→ PROBLEM TO SOLVE: Gather the lines below that include the string "color", copying each in full.
**** MATERIAL PROVIDED ****
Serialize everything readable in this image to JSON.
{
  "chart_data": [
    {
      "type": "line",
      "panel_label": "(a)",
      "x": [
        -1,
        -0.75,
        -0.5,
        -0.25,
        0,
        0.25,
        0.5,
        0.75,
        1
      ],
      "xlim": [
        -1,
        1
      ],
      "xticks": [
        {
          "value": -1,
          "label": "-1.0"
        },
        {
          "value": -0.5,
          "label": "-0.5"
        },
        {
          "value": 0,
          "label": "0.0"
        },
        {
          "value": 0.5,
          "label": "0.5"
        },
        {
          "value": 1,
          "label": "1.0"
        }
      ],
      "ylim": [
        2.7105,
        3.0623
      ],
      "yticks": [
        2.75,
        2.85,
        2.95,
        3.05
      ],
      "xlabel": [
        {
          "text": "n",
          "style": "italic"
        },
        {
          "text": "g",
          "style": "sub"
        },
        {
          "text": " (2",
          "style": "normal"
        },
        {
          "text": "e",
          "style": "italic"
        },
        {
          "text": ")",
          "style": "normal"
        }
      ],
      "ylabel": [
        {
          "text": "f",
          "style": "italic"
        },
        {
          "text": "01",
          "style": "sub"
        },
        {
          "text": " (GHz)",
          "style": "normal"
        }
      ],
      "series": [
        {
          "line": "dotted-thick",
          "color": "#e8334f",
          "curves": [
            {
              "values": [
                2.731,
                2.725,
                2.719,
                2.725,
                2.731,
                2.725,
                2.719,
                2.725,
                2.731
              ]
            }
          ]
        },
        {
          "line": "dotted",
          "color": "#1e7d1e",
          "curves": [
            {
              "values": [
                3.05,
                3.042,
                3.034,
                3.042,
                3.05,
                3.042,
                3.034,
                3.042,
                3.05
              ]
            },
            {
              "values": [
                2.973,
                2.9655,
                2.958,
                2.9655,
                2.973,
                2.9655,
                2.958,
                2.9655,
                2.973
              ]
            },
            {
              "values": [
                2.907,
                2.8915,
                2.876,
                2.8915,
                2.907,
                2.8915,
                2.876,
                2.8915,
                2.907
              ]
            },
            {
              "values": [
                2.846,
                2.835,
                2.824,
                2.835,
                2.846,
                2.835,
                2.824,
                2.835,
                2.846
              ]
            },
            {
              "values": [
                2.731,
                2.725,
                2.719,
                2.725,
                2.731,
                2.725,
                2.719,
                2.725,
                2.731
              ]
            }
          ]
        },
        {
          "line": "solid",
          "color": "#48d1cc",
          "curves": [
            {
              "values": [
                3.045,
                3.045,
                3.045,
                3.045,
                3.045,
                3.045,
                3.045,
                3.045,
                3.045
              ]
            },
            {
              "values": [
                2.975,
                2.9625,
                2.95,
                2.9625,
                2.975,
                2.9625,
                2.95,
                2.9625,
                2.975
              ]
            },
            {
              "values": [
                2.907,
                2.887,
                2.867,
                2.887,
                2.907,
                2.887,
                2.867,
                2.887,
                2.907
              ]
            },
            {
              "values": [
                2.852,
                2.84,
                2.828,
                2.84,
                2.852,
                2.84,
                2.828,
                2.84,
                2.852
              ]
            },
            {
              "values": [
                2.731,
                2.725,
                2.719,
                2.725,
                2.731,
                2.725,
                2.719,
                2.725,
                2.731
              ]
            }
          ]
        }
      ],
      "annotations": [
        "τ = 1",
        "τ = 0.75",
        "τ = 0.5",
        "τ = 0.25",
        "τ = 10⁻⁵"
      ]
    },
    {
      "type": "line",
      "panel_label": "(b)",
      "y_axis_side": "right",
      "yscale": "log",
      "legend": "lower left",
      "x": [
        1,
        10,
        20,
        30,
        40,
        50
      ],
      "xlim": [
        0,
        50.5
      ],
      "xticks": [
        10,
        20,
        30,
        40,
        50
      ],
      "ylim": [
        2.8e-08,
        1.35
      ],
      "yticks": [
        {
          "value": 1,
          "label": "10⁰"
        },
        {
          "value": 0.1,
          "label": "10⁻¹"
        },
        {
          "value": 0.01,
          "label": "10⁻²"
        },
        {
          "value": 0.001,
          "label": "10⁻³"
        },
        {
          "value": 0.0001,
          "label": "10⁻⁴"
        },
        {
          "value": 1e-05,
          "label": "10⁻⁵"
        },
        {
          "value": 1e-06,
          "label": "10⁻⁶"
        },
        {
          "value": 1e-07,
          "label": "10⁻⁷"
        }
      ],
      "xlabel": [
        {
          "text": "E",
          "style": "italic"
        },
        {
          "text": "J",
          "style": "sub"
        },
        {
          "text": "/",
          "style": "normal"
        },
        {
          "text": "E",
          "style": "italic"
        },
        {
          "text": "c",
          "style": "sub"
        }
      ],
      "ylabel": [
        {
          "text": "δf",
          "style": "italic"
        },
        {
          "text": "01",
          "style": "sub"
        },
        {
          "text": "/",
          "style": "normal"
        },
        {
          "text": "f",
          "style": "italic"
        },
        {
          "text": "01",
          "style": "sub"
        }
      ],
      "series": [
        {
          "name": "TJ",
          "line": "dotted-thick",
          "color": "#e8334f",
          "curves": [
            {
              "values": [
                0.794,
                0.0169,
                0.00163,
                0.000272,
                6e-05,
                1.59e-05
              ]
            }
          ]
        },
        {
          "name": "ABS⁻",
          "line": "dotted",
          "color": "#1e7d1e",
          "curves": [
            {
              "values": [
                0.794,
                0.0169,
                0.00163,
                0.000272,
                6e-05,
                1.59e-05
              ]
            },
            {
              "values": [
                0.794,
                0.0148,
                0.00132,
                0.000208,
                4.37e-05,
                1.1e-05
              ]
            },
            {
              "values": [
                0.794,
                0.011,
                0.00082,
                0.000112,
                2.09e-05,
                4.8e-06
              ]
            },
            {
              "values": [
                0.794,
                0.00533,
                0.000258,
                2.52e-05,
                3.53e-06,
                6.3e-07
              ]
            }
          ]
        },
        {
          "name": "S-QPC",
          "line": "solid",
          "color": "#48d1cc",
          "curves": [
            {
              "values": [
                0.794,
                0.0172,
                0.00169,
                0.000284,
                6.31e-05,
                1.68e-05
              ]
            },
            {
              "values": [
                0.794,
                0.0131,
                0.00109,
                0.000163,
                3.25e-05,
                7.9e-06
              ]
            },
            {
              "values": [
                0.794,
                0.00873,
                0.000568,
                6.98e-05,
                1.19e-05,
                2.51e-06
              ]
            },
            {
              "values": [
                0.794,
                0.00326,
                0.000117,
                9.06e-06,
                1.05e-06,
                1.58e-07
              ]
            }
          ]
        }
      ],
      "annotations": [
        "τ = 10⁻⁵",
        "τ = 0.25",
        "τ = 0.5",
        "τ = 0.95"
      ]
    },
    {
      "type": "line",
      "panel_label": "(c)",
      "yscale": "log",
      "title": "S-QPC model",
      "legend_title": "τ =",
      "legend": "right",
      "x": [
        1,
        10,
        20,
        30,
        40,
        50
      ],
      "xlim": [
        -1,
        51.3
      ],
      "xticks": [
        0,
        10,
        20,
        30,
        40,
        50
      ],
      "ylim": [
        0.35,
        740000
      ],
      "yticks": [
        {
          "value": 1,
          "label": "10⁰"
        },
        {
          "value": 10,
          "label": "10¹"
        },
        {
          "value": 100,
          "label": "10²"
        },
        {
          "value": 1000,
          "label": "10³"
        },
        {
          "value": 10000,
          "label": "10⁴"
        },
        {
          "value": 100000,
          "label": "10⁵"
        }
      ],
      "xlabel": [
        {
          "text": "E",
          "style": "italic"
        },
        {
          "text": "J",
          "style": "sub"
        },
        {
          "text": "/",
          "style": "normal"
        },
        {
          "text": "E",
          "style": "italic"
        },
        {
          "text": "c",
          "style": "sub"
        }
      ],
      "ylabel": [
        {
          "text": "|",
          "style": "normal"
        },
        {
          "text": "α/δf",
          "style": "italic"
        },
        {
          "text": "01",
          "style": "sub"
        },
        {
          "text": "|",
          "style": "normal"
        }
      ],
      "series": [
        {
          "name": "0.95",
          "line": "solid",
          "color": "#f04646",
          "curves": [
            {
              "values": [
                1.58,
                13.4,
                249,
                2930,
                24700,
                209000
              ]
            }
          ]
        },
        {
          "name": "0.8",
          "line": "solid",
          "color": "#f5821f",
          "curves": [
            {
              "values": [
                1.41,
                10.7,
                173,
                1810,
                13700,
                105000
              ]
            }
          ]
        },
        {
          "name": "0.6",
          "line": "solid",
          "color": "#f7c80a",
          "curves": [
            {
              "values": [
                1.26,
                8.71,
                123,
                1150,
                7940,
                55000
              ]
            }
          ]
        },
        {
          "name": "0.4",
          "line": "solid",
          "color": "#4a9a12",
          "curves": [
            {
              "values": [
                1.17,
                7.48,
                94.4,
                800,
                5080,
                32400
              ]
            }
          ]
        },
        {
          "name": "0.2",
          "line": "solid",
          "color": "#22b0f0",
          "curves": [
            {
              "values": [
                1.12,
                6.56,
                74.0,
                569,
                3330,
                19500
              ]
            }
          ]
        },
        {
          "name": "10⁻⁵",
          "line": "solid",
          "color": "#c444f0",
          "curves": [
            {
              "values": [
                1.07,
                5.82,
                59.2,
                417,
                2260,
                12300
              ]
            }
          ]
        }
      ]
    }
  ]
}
****
→ SOLUTION FOR THIS PROBLEM:
          "color": "#e8334f",
          "color": "#1e7d1e",
          "color": "#48d1cc",
          "color": "#e8334f",
          "color": "#1e7d1e",
          "color": "#48d1cc",
          "color": "#f04646",
          "color": "#f5821f",
          "color": "#f7c80a",
          "color": "#4a9a12",
          "color": "#22b0f0",
          "color": "#c444f0",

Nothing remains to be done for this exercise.